— Begin —

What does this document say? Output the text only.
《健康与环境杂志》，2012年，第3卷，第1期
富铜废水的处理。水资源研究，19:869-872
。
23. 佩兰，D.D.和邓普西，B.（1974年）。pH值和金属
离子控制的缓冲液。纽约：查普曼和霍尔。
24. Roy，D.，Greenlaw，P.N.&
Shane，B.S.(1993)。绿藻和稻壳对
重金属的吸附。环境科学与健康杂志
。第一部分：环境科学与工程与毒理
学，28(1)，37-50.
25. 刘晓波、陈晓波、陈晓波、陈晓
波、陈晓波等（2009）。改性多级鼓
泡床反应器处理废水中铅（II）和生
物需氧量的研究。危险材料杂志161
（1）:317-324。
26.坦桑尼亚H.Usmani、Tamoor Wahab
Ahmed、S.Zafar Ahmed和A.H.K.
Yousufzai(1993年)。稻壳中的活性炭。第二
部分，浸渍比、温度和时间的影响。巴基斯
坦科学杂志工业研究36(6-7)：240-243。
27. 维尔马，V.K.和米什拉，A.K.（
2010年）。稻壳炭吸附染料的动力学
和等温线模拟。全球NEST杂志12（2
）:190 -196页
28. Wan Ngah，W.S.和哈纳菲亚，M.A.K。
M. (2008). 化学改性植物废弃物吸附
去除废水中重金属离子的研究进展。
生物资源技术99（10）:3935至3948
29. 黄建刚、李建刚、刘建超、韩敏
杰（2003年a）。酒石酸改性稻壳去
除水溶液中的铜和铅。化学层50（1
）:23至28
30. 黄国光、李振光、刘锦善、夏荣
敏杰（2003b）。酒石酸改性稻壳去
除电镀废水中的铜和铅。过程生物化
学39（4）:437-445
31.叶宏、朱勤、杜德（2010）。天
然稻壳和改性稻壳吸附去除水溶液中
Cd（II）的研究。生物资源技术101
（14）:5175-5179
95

— End —

What to do: Print all of the data exactly as it was given.

Exercise output:
What does this document say? Output the text only.
《健康与环境杂志》，2012年，第3卷，第1期
富铜废水的处理。水资源研究，19:869-872
。
23. 佩兰，D.D.和邓普西，B.（1974年）。pH值和金属
离子控制的缓冲液。纽约：查普曼和霍尔。
24. Roy，D.，Greenlaw，P.N.&
Shane，B.S.(1993)。绿藻和稻壳对
重金属的吸附。环境科学与健康杂志
。第一部分：环境科学与工程与毒理
学，28(1)，37-50.
25. 刘晓波、陈晓波、陈晓波、陈晓
波、陈晓波等（2009）。改性多级鼓
泡床反应器处理废水中铅（II）和生
物需氧量的研究。危险材料杂志161
（1）:317-324。
26.坦桑尼亚H.Usmani、Tamoor Wahab
Ahmed、S.Zafar Ahmed和A.H.K.
Yousufzai(1993年)。稻壳中的活性炭。第二
部分，浸渍比、温度和时间的影响。巴基斯
坦科学杂志工业研究36(6-7)：240-243。
27. 维尔马，V.K.和米什拉，A.K.（
2010年）。稻壳炭吸附染料的动力学
和等温线模拟。全球NEST杂志12（2
）:190 -196页
28. Wan Ngah，W.S.和哈纳菲亚，M.A.K。
M. (2008). 化学改性植物废弃物吸附
去除废水中重金属离子的研究进展。
生物资源技术99（10）:3935至3948
29. 黄建刚、李建刚、刘建超、韩敏
杰（2003年a）。酒石酸改性稻壳去
除水溶液中的铜和铅。化学层50（1
）:23至28
30. 黄国光、李振光、刘锦善、夏荣
敏杰（2003b）。酒石酸改性稻壳去
除电镀废水中的铜和铅。过程生物化
学39（4）:437-445
31.叶宏、朱勤、杜德（2010）。天
然稻壳和改性稻壳吸附去除水溶液中
Cd（II）的研究。生物资源技术101
（14）:5175-5179
95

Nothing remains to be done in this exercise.